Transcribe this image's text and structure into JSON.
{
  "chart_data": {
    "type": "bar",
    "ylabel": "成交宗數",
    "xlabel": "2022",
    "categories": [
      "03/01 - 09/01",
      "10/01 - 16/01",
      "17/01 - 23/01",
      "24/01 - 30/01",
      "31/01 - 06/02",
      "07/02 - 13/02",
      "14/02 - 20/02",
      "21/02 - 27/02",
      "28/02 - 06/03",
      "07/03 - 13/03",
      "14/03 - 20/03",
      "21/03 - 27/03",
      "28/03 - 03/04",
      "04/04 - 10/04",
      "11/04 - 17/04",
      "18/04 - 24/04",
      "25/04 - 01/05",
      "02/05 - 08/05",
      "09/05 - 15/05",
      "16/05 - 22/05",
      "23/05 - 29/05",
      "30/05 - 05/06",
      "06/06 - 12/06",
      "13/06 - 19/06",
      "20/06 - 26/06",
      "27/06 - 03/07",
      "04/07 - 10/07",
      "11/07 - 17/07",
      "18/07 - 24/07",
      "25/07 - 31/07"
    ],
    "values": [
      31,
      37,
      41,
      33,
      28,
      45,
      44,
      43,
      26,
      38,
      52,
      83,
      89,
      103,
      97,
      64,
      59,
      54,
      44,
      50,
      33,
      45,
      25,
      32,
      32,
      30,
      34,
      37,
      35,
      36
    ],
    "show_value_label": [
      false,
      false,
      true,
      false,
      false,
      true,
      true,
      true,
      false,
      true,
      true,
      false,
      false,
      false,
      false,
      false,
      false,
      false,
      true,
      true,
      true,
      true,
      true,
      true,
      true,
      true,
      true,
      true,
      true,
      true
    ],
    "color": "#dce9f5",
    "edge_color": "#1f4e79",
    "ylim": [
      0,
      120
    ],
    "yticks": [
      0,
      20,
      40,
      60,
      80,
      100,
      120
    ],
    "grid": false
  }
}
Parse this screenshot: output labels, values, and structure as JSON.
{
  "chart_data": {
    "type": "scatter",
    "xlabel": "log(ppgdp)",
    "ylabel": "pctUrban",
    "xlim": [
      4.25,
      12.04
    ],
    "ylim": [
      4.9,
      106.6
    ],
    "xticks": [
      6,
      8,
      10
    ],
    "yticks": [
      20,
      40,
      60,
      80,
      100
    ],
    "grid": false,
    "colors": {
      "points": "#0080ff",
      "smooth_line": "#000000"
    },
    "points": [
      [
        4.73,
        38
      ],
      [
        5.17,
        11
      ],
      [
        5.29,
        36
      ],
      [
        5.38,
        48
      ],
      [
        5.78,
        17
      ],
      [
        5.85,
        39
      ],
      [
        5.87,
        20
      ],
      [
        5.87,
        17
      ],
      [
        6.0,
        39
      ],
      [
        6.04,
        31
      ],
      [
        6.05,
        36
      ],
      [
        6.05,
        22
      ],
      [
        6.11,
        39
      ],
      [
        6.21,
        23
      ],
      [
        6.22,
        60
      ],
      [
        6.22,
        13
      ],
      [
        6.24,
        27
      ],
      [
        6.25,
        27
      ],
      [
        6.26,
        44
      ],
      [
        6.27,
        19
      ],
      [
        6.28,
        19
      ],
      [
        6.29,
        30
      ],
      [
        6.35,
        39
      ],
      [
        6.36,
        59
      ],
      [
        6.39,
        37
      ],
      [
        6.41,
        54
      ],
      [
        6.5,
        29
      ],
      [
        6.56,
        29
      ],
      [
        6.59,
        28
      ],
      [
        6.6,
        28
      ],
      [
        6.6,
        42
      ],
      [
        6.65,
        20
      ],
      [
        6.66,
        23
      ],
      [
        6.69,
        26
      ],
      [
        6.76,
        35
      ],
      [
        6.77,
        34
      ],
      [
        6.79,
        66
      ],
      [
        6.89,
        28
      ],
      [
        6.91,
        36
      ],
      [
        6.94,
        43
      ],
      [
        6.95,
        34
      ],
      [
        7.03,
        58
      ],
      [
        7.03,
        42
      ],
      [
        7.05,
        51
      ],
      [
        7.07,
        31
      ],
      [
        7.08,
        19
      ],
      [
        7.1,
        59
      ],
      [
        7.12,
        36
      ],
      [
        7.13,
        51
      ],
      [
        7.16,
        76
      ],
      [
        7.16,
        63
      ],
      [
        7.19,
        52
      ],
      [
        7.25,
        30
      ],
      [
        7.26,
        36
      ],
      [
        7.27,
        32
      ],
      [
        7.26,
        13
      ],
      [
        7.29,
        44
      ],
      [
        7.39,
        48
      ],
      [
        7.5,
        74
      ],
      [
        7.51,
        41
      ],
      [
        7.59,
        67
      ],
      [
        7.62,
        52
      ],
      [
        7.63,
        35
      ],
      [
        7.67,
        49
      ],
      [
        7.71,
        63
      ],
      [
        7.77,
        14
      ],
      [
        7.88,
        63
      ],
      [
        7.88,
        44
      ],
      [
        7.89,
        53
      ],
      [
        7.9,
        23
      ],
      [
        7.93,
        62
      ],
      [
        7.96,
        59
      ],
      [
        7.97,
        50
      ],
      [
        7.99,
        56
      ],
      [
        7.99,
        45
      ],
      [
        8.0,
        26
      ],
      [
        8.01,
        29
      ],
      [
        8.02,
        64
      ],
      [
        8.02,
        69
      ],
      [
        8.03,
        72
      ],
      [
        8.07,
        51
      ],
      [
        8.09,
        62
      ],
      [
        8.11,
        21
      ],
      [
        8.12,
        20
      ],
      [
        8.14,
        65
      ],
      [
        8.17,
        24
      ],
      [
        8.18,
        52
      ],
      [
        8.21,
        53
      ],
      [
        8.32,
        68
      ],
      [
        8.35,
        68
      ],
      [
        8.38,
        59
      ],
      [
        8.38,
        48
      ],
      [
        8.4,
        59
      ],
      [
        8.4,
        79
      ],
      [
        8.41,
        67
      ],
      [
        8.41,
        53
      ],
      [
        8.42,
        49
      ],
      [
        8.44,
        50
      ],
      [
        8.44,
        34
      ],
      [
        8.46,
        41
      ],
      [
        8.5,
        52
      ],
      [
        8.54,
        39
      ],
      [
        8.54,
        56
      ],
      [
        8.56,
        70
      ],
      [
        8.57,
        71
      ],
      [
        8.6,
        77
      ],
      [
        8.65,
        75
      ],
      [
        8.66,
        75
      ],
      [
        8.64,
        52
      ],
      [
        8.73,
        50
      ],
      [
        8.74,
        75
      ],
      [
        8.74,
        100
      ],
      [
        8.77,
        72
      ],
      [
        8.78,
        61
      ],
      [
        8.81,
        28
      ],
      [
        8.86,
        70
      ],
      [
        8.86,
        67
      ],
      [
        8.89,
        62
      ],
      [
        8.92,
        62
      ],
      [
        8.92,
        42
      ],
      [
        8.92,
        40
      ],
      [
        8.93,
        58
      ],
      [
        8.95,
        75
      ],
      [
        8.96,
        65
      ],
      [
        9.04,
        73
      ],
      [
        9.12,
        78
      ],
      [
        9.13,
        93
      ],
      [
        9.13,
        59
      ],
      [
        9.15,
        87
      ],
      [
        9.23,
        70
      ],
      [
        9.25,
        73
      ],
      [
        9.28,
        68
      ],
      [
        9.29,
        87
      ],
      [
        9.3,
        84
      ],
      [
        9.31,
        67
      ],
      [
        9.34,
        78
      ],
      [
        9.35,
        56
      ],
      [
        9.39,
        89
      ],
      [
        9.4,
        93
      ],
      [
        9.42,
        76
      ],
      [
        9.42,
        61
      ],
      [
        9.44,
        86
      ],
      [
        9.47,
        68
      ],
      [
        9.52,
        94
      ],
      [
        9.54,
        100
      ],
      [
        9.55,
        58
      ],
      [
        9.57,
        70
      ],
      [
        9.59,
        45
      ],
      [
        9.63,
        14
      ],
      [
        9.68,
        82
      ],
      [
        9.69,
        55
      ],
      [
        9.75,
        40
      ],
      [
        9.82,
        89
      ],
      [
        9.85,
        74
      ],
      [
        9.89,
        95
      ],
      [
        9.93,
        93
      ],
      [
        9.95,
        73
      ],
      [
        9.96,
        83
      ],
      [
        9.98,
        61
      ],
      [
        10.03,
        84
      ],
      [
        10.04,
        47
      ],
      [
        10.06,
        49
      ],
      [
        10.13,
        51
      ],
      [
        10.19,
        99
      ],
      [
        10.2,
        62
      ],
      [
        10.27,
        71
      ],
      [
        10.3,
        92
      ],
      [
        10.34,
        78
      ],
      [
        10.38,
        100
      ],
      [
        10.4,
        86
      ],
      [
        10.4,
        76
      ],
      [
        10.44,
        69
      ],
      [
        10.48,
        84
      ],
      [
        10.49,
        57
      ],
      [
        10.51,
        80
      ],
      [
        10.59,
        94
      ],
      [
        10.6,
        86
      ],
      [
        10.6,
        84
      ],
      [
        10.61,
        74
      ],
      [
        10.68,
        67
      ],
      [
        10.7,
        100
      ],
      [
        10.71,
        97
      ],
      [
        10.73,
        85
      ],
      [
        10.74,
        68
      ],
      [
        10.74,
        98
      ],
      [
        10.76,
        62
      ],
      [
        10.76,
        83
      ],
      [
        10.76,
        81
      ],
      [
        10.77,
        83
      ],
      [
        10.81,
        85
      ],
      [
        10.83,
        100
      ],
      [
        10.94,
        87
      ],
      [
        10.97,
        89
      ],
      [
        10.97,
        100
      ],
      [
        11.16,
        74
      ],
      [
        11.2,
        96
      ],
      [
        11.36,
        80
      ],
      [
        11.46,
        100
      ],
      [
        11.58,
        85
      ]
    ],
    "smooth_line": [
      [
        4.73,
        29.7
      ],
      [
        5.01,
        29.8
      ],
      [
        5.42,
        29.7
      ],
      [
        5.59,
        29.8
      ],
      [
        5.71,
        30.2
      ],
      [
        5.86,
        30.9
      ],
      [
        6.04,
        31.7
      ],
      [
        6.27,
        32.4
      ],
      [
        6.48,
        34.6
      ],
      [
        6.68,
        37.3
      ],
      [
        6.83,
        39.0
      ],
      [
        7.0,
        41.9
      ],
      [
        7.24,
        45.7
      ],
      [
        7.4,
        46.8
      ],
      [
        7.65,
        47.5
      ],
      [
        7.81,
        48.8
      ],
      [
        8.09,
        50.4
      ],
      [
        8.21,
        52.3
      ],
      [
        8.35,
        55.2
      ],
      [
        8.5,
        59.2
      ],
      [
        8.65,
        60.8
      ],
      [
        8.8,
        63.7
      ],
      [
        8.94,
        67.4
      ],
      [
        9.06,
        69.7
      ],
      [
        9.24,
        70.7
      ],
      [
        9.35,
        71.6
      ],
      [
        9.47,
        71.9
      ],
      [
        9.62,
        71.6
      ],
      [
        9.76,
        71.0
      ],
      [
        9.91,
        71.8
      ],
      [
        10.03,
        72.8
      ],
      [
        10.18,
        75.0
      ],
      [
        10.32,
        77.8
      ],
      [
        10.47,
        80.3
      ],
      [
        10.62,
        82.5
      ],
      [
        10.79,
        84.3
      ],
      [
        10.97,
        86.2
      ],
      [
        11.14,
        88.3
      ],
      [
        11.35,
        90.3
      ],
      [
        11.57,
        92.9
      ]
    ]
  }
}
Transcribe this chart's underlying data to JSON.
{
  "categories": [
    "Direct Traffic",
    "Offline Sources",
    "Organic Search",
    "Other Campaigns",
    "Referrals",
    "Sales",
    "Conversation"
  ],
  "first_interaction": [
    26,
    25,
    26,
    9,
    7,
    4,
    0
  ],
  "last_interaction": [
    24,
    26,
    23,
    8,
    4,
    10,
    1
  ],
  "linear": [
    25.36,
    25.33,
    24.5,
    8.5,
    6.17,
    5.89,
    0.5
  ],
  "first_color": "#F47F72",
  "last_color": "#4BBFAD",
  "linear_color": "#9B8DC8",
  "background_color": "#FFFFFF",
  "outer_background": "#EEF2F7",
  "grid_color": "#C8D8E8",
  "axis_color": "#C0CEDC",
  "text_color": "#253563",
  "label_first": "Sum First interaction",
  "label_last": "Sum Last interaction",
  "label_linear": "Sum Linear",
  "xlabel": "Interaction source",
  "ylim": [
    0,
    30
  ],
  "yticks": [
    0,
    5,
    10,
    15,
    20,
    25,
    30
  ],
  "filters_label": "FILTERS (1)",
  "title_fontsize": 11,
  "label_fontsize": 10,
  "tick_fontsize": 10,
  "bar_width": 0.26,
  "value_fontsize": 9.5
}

== Work to be completed ==
Repeat word for word the lines running from the line containing "Transcribe this chart's" to the end of the entries above, inclusive.

== Solved exercise ==
Transcribe this chart's underlying data to JSON.
{
  "categories": [
    "Direct Traffic",
    "Offline Sources",
    "Organic Search",
    "Other Campaigns",
    "Referrals",
    "Sales",
    "Conversation"
  ],
  "first_interaction": [
    26,
    25,
    26,
    9,
    7,
    4,
    0
  ],
  "last_interaction": [
    24,
    26,
    23,
    8,
    4,
    10,
    1
  ],
  "linear": [
    25.36,
    25.33,
    24.5,
    8.5,
    6.17,
    5.89,
    0.5
  ],
  "first_color": "#F47F72",
  "last_color": "#4BBFAD",
  "linear_color": "#9B8DC8",
  "background_color": "#FFFFFF",
  "outer_background": "#EEF2F7",
  "grid_color": "#C8D8E8",
  "axis_color": "#C0CEDC",
  "text_color": "#253563",
  "label_first": "Sum First interaction",
  "label_last": "Sum Last interaction",
  "label_linear": "Sum Linear",
  "xlabel": "Interaction source",
  "ylim": [
    0,
    30
  ],
  "yticks": [
    0,
    5,
    10,
    15,
    20,
    25,
    30
  ],
  "filters_label": "FILTERS (1)",
  "title_fontsize": 11,
  "label_fontsize": 10,
  "tick_fontsize": 10,
  "bar_width": 0.26,
  "value_fontsize": 9.5
}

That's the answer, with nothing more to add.